Would you retype all of these records exactly?

┌────────

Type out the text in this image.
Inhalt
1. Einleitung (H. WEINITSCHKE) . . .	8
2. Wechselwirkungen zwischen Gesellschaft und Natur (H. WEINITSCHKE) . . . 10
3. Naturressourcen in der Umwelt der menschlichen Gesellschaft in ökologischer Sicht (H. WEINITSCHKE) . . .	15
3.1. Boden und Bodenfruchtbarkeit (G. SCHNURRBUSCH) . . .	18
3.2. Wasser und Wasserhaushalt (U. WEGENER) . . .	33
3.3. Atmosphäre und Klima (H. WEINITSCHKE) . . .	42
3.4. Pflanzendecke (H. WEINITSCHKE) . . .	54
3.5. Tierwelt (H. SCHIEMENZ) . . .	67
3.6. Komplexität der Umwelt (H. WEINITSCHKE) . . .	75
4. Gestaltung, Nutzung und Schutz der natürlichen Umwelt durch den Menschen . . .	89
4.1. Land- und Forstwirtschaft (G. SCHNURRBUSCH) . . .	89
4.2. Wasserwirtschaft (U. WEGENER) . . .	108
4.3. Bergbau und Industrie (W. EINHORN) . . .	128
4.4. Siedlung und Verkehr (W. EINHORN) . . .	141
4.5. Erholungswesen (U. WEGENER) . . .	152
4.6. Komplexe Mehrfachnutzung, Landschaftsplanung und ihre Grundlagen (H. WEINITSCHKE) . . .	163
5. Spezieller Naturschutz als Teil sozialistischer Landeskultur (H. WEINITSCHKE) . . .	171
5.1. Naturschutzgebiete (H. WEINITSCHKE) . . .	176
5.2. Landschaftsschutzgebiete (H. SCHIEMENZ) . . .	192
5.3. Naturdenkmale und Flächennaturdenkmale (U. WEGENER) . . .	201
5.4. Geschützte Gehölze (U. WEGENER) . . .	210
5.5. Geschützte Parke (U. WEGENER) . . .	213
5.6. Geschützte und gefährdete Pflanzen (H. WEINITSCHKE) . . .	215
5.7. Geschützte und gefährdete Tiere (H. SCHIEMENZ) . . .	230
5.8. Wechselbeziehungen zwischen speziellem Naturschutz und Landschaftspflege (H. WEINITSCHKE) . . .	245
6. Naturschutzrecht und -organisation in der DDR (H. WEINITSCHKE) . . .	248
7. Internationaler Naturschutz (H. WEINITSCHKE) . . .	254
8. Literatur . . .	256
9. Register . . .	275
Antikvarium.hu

└────────

Answer to this problem.
Type out the text in this image.
Inhalt
1. Einleitung (H. WEINITSCHKE) . . .	8
2. Wechselwirkungen zwischen Gesellschaft und Natur (H. WEINITSCHKE) . . . 10
3. Naturressourcen in der Umwelt der menschlichen Gesellschaft in ökologischer Sicht (H. WEINITSCHKE) . . .	15
3.1. Boden und Bodenfruchtbarkeit (G. SCHNURRBUSCH) . . .	18
3.2. Wasser und Wasserhaushalt (U. WEGENER) . . .	33
3.3. Atmosphäre und Klima (H. WEINITSCHKE) . . .	42
3.4. Pflanzendecke (H. WEINITSCHKE) . . .	54
3.5. Tierwelt (H. SCHIEMENZ) . . .	67
3.6. Komplexität der Umwelt (H. WEINITSCHKE) . . .	75
4. Gestaltung, Nutzung und Schutz der natürlichen Umwelt durch den Menschen . . .	89
4.1. Land- und Forstwirtschaft (G. SCHNURRBUSCH) . . .	89
4.2. Wasserwirtschaft (U. WEGENER) . . .	108
4.3. Bergbau und Industrie (W. EINHORN) . . .	128
4.4. Siedlung und Verkehr (W. EINHORN) . . .	141
4.5. Erholungswesen (U. WEGENER) . . .	152
4.6. Komplexe Mehrfachnutzung, Landschaftsplanung und ihre Grundlagen (H. WEINITSCHKE) . . .	163
5. Spezieller Naturschutz als Teil sozialistischer Landeskultur (H. WEINITSCHKE) . . .	171
5.1. Naturschutzgebiete (H. WEINITSCHKE) . . .	176
5.2. Landschaftsschutzgebiete (H. SCHIEMENZ) . . .	192
5.3. Naturdenkmale und Flächennaturdenkmale (U. WEGENER) . . .	201
5.4. Geschützte Gehölze (U. WEGENER) . . .	210
5.5. Geschützte Parke (U. WEGENER) . . .	213
5.6. Geschützte und gefährdete Pflanzen (H. WEINITSCHKE) . . .	215
5.7. Geschützte und gefährdete Tiere (H. SCHIEMENZ) . . .	230
5.8. Wechselbeziehungen zwischen speziellem Naturschutz und Landschaftspflege (H. WEINITSCHKE) . . .	245
6. Naturschutzrecht und -organisation in der DDR (H. WEINITSCHKE) . . .	248
7. Internationaler Naturschutz (H. WEINITSCHKE) . . .	254
8. Literatur . . .	256
9. Register . . .	275
Antikvarium.hu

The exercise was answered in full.